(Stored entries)
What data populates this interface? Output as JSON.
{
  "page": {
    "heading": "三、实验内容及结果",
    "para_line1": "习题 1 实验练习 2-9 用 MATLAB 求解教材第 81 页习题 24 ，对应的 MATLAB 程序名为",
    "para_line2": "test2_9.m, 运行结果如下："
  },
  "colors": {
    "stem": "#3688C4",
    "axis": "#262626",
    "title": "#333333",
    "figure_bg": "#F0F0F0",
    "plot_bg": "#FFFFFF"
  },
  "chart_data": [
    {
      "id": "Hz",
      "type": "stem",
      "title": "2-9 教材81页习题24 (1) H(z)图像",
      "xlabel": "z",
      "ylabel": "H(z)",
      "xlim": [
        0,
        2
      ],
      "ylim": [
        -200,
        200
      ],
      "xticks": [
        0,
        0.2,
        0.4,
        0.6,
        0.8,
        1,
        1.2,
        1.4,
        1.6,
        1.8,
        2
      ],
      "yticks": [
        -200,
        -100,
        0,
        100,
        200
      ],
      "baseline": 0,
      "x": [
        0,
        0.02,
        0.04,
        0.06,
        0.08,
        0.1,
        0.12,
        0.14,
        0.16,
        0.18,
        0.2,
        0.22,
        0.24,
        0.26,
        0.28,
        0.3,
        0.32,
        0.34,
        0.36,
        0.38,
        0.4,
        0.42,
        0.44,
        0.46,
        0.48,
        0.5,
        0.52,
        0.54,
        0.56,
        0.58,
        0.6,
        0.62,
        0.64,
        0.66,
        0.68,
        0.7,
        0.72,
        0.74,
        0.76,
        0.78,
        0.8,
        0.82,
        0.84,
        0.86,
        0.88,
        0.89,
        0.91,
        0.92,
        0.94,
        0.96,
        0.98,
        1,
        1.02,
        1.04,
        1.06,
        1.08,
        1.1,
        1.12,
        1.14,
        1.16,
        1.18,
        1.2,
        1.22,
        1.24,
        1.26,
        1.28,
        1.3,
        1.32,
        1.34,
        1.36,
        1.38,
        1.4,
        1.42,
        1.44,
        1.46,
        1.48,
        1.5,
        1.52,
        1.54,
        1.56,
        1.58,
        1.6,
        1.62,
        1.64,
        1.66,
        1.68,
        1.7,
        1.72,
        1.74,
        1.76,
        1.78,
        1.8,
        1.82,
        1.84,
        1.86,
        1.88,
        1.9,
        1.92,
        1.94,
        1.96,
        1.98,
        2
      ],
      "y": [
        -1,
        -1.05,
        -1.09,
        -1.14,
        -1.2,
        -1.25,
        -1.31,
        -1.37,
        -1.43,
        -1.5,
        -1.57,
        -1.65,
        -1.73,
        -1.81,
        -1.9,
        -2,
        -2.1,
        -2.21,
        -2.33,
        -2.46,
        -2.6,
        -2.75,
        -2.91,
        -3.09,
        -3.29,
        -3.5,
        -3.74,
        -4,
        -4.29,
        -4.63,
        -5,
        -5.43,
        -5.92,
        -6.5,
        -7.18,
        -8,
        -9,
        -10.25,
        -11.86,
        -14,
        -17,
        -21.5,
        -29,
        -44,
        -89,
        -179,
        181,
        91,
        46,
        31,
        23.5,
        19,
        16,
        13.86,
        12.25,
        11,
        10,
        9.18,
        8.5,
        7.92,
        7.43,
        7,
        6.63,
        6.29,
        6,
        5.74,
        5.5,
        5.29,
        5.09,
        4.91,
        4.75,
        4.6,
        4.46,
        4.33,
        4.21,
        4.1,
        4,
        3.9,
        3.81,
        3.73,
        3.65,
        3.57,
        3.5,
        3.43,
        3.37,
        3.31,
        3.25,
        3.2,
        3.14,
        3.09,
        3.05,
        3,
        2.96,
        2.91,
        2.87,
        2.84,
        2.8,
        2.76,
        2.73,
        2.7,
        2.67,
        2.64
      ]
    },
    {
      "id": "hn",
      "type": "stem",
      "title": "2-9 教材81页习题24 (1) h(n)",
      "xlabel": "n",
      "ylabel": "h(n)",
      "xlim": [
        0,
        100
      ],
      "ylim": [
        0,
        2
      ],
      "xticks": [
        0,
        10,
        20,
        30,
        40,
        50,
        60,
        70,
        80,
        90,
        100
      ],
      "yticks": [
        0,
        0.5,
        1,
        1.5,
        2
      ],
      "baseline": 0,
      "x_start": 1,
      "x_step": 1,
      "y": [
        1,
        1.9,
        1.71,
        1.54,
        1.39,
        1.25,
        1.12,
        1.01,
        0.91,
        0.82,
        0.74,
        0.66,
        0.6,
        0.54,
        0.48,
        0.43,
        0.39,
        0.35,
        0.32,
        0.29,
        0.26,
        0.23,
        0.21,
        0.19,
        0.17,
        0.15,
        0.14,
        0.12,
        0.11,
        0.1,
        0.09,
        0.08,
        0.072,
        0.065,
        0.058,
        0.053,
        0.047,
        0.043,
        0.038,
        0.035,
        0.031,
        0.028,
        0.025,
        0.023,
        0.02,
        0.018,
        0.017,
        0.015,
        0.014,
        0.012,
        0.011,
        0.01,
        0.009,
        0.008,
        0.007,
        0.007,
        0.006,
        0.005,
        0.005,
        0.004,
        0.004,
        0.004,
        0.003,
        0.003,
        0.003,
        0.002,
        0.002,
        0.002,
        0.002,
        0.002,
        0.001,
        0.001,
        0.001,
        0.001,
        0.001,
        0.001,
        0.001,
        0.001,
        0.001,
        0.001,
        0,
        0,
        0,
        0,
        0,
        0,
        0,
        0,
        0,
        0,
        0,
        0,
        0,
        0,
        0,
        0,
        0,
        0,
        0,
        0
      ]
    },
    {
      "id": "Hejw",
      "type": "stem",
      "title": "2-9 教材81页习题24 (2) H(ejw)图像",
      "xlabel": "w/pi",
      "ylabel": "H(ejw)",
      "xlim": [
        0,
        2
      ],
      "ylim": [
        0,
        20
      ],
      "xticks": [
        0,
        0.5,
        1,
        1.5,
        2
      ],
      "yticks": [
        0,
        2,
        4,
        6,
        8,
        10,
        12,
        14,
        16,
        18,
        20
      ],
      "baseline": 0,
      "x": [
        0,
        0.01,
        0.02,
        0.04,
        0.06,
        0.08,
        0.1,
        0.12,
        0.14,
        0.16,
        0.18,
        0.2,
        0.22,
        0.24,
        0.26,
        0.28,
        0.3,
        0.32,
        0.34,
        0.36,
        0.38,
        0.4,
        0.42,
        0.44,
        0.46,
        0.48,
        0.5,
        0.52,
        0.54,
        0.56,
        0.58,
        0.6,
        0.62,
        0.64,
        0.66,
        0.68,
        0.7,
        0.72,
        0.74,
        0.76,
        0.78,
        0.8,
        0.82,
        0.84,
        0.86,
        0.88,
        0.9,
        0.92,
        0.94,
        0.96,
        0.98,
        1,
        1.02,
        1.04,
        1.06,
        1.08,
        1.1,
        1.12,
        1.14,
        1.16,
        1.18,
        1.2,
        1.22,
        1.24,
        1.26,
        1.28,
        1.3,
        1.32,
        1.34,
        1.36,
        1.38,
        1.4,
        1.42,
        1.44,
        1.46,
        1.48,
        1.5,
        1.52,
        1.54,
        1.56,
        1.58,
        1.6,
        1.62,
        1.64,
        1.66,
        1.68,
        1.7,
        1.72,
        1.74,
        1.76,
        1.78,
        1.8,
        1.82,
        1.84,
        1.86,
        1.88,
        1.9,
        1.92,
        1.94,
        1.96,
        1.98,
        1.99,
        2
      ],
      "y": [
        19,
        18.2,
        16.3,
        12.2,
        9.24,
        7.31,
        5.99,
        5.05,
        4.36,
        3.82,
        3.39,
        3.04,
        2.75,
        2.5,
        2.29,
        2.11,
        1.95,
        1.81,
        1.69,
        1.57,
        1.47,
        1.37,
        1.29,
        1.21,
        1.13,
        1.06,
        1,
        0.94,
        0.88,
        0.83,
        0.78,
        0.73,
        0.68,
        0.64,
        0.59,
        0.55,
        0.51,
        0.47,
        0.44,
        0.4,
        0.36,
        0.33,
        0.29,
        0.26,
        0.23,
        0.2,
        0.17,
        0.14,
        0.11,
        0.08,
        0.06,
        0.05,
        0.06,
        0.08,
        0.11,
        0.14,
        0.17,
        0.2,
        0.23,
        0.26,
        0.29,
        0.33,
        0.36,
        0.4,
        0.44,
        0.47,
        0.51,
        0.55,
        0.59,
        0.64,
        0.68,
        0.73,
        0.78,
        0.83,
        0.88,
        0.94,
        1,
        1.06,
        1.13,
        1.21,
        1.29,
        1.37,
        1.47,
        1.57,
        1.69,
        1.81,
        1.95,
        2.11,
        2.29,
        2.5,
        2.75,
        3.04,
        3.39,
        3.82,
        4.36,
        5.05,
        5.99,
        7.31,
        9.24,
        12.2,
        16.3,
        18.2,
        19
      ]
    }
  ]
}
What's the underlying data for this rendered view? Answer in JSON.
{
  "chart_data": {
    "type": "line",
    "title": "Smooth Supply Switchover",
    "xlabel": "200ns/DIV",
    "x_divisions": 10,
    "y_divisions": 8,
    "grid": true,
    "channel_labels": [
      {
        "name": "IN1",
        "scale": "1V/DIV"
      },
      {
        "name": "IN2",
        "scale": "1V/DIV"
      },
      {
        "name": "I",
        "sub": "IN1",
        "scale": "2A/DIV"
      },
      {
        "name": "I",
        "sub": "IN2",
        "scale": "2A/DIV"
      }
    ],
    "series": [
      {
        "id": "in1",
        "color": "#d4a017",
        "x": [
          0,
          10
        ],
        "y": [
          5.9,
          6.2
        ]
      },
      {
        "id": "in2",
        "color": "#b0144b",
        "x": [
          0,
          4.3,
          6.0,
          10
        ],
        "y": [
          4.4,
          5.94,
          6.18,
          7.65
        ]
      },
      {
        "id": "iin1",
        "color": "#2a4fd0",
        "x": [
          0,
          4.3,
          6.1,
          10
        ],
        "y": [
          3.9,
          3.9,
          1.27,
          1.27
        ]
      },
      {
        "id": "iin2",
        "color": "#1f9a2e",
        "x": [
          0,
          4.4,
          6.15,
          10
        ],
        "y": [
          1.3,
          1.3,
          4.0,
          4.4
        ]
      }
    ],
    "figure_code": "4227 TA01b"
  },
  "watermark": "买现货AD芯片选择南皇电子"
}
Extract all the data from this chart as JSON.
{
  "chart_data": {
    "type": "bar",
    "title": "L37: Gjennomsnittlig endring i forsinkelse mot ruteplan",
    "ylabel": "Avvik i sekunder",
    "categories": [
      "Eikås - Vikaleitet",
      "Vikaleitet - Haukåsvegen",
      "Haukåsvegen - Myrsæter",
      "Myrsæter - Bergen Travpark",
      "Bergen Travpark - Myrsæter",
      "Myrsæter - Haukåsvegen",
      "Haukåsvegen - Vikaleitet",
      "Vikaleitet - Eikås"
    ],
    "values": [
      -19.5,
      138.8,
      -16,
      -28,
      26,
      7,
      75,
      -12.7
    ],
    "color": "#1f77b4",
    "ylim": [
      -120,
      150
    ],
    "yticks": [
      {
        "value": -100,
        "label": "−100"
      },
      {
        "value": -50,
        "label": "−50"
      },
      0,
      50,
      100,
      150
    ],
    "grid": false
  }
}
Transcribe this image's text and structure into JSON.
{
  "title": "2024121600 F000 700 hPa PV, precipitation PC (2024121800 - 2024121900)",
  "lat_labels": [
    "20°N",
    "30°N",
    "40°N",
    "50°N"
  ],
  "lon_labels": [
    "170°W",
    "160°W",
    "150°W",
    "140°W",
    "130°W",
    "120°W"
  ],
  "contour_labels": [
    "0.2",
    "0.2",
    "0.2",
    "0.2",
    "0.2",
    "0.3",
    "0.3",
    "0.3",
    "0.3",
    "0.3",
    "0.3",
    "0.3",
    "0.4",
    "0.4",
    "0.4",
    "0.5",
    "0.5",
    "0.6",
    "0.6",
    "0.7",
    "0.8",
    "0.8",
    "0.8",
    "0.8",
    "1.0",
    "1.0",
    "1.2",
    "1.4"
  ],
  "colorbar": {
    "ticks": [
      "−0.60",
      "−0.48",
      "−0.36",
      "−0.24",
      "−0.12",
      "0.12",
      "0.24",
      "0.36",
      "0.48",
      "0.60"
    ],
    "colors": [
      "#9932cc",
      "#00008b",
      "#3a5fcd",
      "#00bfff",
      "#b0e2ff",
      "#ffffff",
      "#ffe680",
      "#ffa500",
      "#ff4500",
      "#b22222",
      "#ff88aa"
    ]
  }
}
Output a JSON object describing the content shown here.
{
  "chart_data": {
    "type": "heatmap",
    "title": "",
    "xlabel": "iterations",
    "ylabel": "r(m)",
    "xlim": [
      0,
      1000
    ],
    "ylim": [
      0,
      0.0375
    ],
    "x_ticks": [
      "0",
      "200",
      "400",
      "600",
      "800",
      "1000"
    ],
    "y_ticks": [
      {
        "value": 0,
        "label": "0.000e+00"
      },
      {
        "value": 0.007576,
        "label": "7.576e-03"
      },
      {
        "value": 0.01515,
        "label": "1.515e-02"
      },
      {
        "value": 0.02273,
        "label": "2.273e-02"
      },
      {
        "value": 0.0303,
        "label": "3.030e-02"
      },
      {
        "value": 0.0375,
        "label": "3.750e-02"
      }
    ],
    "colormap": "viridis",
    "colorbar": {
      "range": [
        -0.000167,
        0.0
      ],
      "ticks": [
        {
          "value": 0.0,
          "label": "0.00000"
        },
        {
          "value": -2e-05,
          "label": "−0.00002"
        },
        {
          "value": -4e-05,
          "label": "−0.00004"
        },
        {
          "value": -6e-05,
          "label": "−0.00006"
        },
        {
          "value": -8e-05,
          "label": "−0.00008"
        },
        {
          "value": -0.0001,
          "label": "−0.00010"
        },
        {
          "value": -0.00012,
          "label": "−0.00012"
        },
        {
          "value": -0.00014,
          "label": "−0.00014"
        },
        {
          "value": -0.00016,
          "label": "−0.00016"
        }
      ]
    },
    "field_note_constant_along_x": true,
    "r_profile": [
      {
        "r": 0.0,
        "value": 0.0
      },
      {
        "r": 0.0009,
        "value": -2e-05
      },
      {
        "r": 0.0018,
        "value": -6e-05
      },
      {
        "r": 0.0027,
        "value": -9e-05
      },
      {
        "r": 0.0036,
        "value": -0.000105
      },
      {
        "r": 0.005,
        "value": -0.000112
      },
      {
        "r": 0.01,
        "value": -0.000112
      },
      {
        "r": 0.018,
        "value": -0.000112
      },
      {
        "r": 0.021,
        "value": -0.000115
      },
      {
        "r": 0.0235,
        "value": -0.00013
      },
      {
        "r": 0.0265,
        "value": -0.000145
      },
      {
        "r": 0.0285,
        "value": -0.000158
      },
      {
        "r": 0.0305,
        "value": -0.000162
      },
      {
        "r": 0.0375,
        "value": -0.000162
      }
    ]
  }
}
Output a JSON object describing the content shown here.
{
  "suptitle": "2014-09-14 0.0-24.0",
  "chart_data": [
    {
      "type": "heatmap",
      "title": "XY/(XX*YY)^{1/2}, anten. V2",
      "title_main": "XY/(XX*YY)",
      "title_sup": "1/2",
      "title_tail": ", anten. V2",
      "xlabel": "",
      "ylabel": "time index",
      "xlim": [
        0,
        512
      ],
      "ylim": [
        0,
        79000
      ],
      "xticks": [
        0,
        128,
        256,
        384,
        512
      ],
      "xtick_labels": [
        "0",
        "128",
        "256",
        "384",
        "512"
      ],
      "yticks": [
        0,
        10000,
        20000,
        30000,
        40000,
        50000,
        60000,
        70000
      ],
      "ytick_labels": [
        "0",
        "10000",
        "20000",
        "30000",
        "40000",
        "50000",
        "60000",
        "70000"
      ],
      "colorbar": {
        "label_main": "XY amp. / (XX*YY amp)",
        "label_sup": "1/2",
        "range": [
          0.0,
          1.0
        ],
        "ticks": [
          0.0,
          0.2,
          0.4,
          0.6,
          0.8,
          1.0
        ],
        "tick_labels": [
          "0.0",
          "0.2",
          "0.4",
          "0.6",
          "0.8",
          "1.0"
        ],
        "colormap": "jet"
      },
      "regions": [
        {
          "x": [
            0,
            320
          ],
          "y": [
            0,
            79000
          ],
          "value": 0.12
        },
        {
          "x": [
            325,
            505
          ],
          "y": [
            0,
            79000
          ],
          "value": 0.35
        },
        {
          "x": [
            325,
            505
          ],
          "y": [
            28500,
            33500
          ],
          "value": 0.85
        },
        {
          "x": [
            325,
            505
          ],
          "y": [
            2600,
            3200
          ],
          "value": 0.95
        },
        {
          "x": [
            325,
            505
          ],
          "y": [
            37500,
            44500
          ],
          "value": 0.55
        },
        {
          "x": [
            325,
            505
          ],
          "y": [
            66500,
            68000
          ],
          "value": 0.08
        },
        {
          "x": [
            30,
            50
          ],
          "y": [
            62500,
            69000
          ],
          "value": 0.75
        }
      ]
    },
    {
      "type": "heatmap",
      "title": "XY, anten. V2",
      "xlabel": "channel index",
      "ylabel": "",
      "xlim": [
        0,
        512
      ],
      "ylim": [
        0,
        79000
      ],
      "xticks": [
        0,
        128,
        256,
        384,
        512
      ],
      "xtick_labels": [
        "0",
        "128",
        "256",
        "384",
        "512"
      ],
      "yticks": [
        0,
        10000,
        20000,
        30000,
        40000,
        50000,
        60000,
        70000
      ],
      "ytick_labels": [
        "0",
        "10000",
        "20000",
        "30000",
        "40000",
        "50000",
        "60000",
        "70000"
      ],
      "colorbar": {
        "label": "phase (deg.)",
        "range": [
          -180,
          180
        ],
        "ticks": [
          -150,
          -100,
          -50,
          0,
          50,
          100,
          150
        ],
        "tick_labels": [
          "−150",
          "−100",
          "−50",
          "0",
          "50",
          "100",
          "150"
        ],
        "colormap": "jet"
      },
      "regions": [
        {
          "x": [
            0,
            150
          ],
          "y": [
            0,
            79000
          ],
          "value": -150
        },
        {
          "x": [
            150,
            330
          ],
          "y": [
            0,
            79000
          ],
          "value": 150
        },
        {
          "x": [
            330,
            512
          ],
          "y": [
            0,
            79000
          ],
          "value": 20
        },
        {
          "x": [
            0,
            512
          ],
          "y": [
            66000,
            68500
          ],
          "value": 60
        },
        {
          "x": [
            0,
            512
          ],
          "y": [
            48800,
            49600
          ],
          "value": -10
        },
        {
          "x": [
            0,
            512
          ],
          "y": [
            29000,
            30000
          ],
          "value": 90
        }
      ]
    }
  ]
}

DIRECTIONS:
In the entries above, find every line holding the word "true" and copy it out.

SOLUTION:
    "grid": true,
    "field_note_constant_along_x": true,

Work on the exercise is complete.